GOAL OF THE EXERCISE
Reproduce the records below exactly, leaving out any pictures.

......

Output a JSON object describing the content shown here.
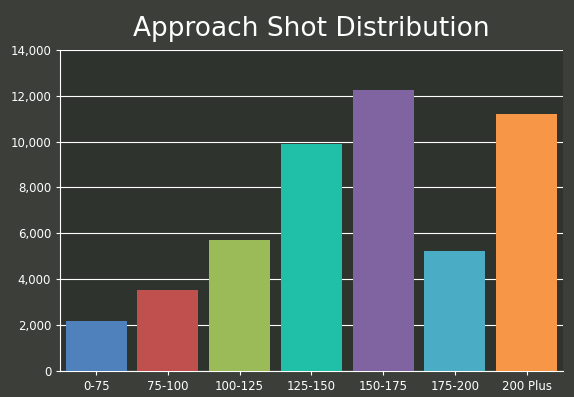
{
  "chart_data": {
    "type": "bar",
    "title": "Approach Shot Distribution",
    "categories": [
      "0-75",
      "75-100",
      "100-125",
      "125-150",
      "150-175",
      "175-200",
      "200 Plus"
    ],
    "values": [
      2200,
      3550,
      5700,
      9900,
      12250,
      5250,
      11200
    ],
    "colors": [
      "#4f81bd",
      "#c0504d",
      "#9bbb59",
      "#1fbfa8",
      "#8064a2",
      "#4bacc6",
      "#f79646"
    ],
    "ylim": [
      0,
      14000
    ],
    "yticks": [
      0,
      {
        "value": 2000,
        "label": "2,000"
      },
      {
        "value": 4000,
        "label": "4,000"
      },
      {
        "value": 6000,
        "label": "6,000"
      },
      {
        "value": 8000,
        "label": "8,000"
      },
      {
        "value": 10000,
        "label": "10,000"
      },
      {
        "value": 12000,
        "label": "12,000"
      },
      {
        "value": 14000,
        "label": "14,000"
      }
    ],
    "grid": true
  }
}
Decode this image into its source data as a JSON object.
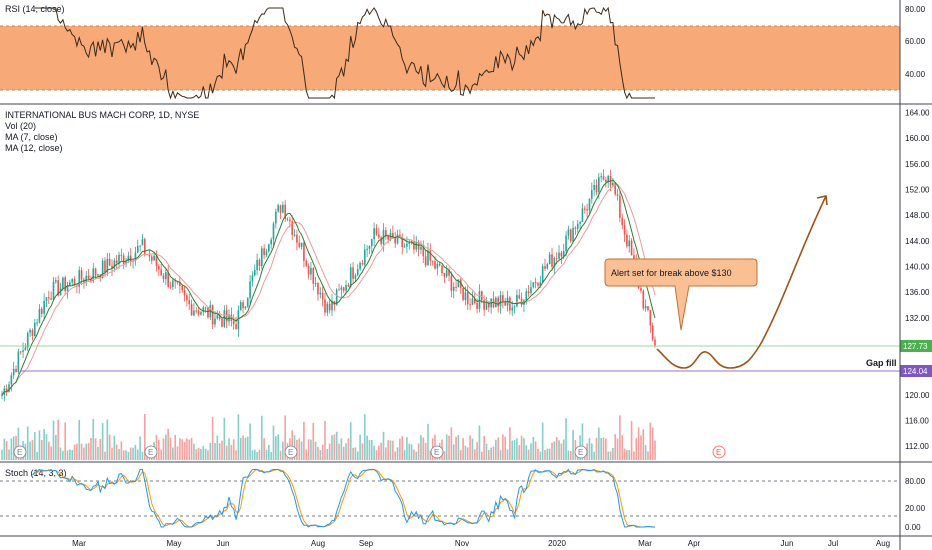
{
  "colors": {
    "up": "#26a69a",
    "down": "#ef5350",
    "ma7": "#2e7d32",
    "ma12": "#ef9a9a",
    "rsi_band": "#f7a978",
    "rsi_line": "#3b2a1a",
    "alert_box": "#fbbf94",
    "alert_border": "#c0723a",
    "path": "#a0521a",
    "price_badge": "#4caf50",
    "gap_badge": "#7e57c2",
    "stoch_k": "#2196f3",
    "stoch_d": "#ff9800",
    "gap_line": "#9575cd",
    "price_line": "#81c784"
  },
  "rsi": {
    "label": "RSI (14, close)",
    "ticks": [
      "80.00",
      "60.00",
      "40.00"
    ]
  },
  "main": {
    "title": "INTERNATIONAL BUS MACH CORP, 1D, NYSE",
    "vol_label": "Vol (20)",
    "ma7_label": "MA (7, close)",
    "ma12_label": "MA (12, close)",
    "price_ticks": [
      "164.00",
      "160.00",
      "156.00",
      "152.00",
      "148.00",
      "144.00",
      "140.00",
      "136.00",
      "132.00",
      "124.00",
      "120.00",
      "116.00",
      "112.00"
    ],
    "last_price": "127.73",
    "gap_price": "124.04",
    "gap_label": "Gap fill",
    "alert_text": "Alert set for break above $130",
    "earnings_marker": "E"
  },
  "stoch": {
    "label": "Stoch (14, 3, 3)",
    "ticks": [
      "80.00",
      "20.00",
      "0.00"
    ]
  },
  "x_axis": [
    "Mar",
    "May",
    "Jun",
    "Aug",
    "Sep",
    "Nov",
    "2020",
    "Mar",
    "Apr",
    "Jun",
    "Jul",
    "Aug"
  ],
  "chart_data": {
    "type": "candlestick",
    "symbol": "INTERNATIONAL BUS MACH CORP, 1D, NYSE",
    "y_range": [
      110,
      165
    ],
    "close_series": [
      {
        "date": "Jan 2019",
        "value": 120
      },
      {
        "date": "Feb 2019",
        "value": 136
      },
      {
        "date": "Mar 2019",
        "value": 139
      },
      {
        "date": "Apr 2019",
        "value": 143
      },
      {
        "date": "May 2019",
        "value": 134
      },
      {
        "date": "Jun 2019",
        "value": 131
      },
      {
        "date": "Jul 2019",
        "value": 150
      },
      {
        "date": "Aug 2019",
        "value": 133
      },
      {
        "date": "Sep 2019",
        "value": 145
      },
      {
        "date": "Oct 2019",
        "value": 142
      },
      {
        "date": "Nov 2019",
        "value": 135
      },
      {
        "date": "Dec 2019",
        "value": 134
      },
      {
        "date": "Jan 2020",
        "value": 143
      },
      {
        "date": "Feb 2020",
        "value": 155
      },
      {
        "date": "Mar 2020",
        "value": 127.73
      }
    ],
    "annotations": {
      "last_price": 127.73,
      "gap_fill_level": 124.04,
      "alert_level": 130
    }
  }
}
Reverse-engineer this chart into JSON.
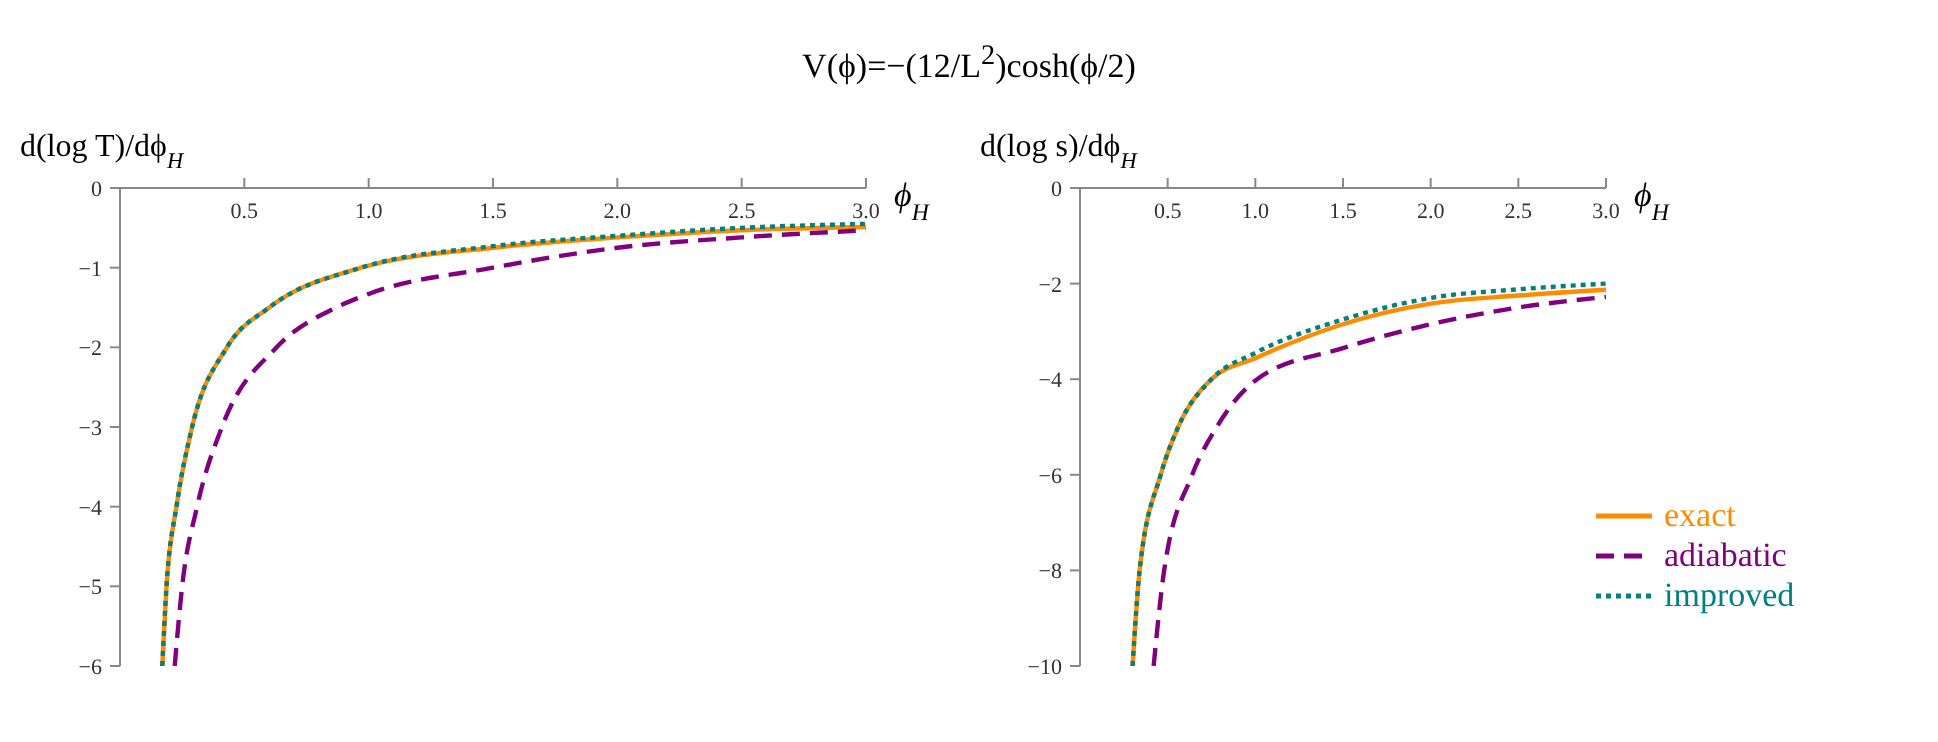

......

EXERCISE ANSWER
Output a JSON object describing the content shown here.
{
  "chart_data": {
    "type": "bar",
    "title": "Approach Shot Distribution",
    "categories": [
      "0-75",
      "75-100",
      "100-125",
      "125-150",
      "150-175",
      "175-200",
      "200 Plus"
    ],
    "values": [
      2200,
      3550,
      5700,
      9900,
      12250,
      5250,
      11200
    ],
    "colors": [
      "#4f81bd",
      "#c0504d",
      "#9bbb59",
      "#1fbfa8",
      "#8064a2",
      "#4bacc6",
      "#f79646"
    ],
    "ylim": [
      0,
      14000
    ],
    "yticks": [
      0,
      {
        "value": 2000,
        "label": "2,000"
      },
      {
        "value": 4000,
        "label": "4,000"
      },
      {
        "value": 6000,
        "label": "6,000"
      },
      {
        "value": 8000,
        "label": "8,000"
      },
      {
        "value": 10000,
        "label": "10,000"
      },
      {
        "value": 12000,
        "label": "12,000"
      },
      {
        "value": 14000,
        "label": "14,000"
      }
    ],
    "grid": true
  }
}
Decode this image into its source data as a JSON object.
{
  "colors": {
    "up": "#26a69a",
    "down": "#ef5350",
    "ma7": "#2e7d32",
    "ma12": "#ef9a9a",
    "rsi_band": "#f7a978",
    "rsi_line": "#3b2a1a",
    "alert_box": "#fbbf94",
    "alert_border": "#c0723a",
    "path": "#a0521a",
    "price_badge": "#4caf50",
    "gap_badge": "#7e57c2",
    "stoch_k": "#2196f3",
    "stoch_d": "#ff9800",
    "gap_line": "#9575cd",
    "price_line": "#81c784"
  },
  "rsi": {
    "label": "RSI (14, close)",
    "ticks": [
      "80.00",
      "60.00",
      "40.00"
    ]
  },
  "main": {
    "title": "INTERNATIONAL BUS MACH CORP, 1D, NYSE",
    "vol_label": "Vol (20)",
    "ma7_label": "MA (7, close)",
    "ma12_label": "MA (12, close)",
    "price_ticks": [
      "164.00",
      "160.00",
      "156.00",
      "152.00",
      "148.00",
      "144.00",
      "140.00",
      "136.00",
      "132.00",
      "124.00",
      "120.00",
      "116.00",
      "112.00"
    ],
    "last_price": "127.73",
    "gap_price": "124.04",
    "gap_label": "Gap fill",
    "alert_text": "Alert set for break above $130",
    "earnings_marker": "E"
  },
  "stoch": {
    "label": "Stoch (14, 3, 3)",
    "ticks": [
      "80.00",
      "20.00",
      "0.00"
    ]
  },
  "x_axis": [
    "Mar",
    "May",
    "Jun",
    "Aug",
    "Sep",
    "Nov",
    "2020",
    "Mar",
    "Apr",
    "Jun",
    "Jul",
    "Aug"
  ],
  "chart_data": {
    "type": "candlestick",
    "symbol": "INTERNATIONAL BUS MACH CORP, 1D, NYSE",
    "y_range": [
      110,
      165
    ],
    "close_series": [
      {
        "date": "Jan 2019",
        "value": 120
      },
      {
        "date": "Feb 2019",
        "value": 136
      },
      {
        "date": "Mar 2019",
        "value": 139
      },
      {
        "date": "Apr 2019",
        "value": 143
      },
      {
        "date": "May 2019",
        "value": 134
      },
      {
        "date": "Jun 2019",
        "value": 131
      },
      {
        "date": "Jul 2019",
        "value": 150
      },
      {
        "date": "Aug 2019",
        "value": 133
      },
      {
        "date": "Sep 2019",
        "value": 145
      },
      {
        "date": "Oct 2019",
        "value": 142
      },
      {
        "date": "Nov 2019",
        "value": 135
      },
      {
        "date": "Dec 2019",
        "value": 134
      },
      {
        "date": "Jan 2020",
        "value": 143
      },
      {
        "date": "Feb 2020",
        "value": 155
      },
      {
        "date": "Mar 2020",
        "value": 127.73
      }
    ],
    "annotations": {
      "last_price": 127.73,
      "gap_fill_level": 124.04,
      "alert_level": 130
    }
  }
}
Reverse-engineer this chart into JSON.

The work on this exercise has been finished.